GOAL »
Gather, from the data below, each line in which the word "name" occurs.
---
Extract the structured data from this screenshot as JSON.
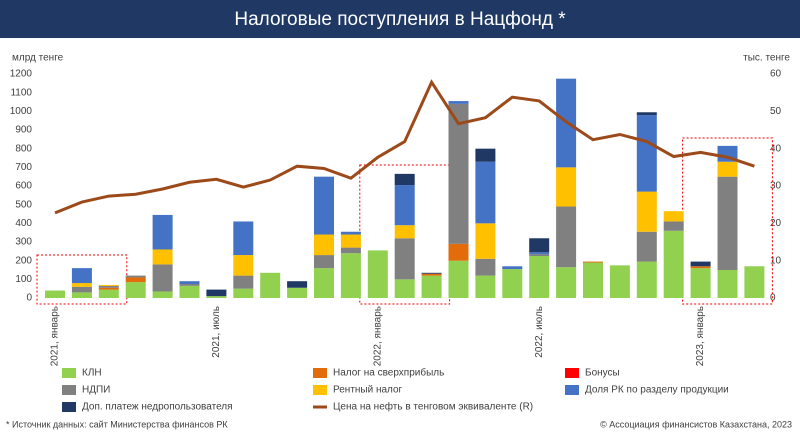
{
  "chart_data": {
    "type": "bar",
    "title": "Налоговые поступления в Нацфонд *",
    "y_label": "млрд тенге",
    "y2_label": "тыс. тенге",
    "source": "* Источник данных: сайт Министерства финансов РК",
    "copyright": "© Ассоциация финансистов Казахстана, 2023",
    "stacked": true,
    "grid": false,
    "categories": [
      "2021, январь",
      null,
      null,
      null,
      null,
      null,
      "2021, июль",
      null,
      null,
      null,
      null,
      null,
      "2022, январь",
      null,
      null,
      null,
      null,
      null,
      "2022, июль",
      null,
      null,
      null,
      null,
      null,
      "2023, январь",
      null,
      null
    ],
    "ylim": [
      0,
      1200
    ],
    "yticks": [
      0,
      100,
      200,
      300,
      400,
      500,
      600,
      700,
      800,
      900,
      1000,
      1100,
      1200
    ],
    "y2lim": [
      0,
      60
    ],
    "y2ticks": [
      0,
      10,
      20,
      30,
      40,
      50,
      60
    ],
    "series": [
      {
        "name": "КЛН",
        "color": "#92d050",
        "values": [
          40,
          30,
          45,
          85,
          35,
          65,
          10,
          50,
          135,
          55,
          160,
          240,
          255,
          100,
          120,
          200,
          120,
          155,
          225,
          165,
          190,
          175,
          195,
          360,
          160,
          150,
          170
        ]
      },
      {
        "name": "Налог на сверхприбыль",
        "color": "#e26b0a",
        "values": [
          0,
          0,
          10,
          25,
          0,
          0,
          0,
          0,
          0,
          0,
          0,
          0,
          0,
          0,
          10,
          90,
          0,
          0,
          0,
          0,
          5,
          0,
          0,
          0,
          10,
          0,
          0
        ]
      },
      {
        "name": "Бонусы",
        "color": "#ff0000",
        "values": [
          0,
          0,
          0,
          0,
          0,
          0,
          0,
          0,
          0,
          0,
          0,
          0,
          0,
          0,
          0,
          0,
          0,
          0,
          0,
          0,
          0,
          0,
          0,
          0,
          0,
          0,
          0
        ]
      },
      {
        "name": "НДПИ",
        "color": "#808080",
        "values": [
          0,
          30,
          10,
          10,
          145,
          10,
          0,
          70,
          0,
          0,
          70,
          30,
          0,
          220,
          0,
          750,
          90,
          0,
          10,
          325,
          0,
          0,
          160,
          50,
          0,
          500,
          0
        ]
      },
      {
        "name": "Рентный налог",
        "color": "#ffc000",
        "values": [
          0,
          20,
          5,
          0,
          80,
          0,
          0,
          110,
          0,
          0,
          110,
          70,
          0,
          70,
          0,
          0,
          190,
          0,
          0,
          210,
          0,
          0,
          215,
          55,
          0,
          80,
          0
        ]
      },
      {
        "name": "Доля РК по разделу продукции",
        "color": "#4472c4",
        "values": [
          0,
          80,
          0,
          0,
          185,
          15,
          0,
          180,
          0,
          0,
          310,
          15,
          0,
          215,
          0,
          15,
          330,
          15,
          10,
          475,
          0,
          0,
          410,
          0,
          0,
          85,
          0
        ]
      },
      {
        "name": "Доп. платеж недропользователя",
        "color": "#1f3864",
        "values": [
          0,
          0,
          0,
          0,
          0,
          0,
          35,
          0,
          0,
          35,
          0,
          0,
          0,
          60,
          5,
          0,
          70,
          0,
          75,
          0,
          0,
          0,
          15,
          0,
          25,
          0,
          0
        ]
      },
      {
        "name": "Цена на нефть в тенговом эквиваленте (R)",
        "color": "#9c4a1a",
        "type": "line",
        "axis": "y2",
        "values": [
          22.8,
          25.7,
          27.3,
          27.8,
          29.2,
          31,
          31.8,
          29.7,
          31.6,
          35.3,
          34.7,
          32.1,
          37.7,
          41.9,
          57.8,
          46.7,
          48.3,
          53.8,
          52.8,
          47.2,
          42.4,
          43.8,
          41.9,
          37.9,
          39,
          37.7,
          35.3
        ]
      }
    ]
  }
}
---
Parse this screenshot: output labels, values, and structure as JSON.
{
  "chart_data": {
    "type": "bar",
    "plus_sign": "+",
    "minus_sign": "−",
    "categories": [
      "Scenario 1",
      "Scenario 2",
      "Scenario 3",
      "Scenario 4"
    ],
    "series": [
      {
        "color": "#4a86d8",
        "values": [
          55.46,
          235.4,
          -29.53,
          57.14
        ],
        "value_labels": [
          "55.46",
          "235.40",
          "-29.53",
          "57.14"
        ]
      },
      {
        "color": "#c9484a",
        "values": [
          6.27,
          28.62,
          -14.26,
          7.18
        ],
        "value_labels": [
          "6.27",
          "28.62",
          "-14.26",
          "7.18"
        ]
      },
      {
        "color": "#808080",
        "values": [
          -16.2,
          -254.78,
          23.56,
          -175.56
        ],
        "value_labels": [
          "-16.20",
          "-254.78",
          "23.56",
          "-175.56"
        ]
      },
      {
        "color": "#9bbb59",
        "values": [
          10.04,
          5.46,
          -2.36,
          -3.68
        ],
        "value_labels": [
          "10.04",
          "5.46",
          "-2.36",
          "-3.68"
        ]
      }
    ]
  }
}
---
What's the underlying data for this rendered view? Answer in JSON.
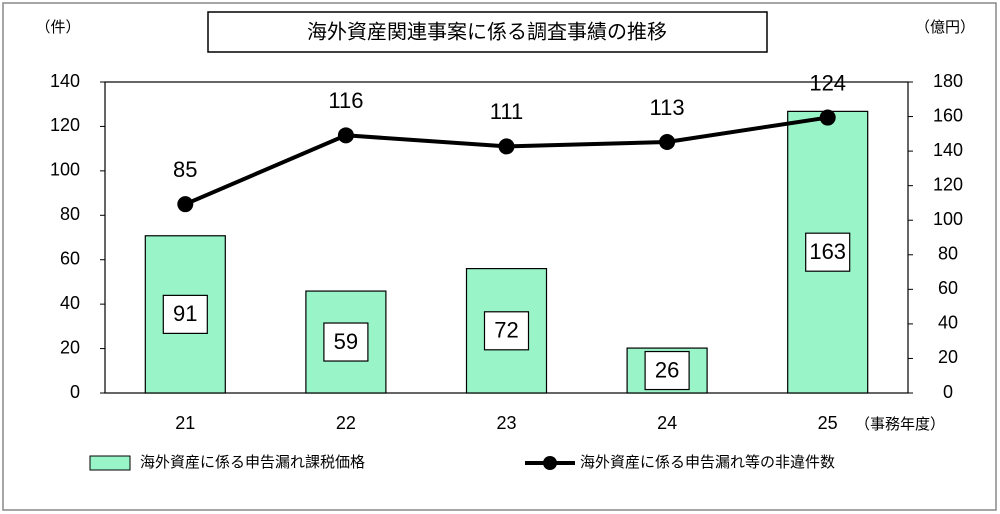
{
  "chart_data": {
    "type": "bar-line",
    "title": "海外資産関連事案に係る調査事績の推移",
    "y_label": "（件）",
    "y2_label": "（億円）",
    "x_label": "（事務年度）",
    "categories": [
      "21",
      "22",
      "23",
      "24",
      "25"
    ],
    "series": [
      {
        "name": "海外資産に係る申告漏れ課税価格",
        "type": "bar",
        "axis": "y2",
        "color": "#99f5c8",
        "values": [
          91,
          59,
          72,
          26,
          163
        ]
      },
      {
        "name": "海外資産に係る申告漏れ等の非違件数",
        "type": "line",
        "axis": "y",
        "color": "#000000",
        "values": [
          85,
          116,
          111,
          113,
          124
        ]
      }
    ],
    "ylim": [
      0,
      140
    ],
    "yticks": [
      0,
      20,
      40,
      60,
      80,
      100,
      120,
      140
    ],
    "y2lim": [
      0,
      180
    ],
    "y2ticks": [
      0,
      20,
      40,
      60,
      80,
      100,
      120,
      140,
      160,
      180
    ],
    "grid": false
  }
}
---
TASK OUTPUT »
        "name": "КЛН",
        "name": "Налог на сверхприбыль",
        "name": "Бонусы",
        "name": "НДПИ",
        "name": "Рентный налог",
        "name": "Доля РК по разделу продукции",
        "name": "Доп. платеж недропользователя",
        "name": "Цена на нефть в тенговом эквиваленте (R)",
        "name": "海外資産に係る申告漏れ課税価格",
        "name": "海外資産に係る申告漏れ等の非違件数",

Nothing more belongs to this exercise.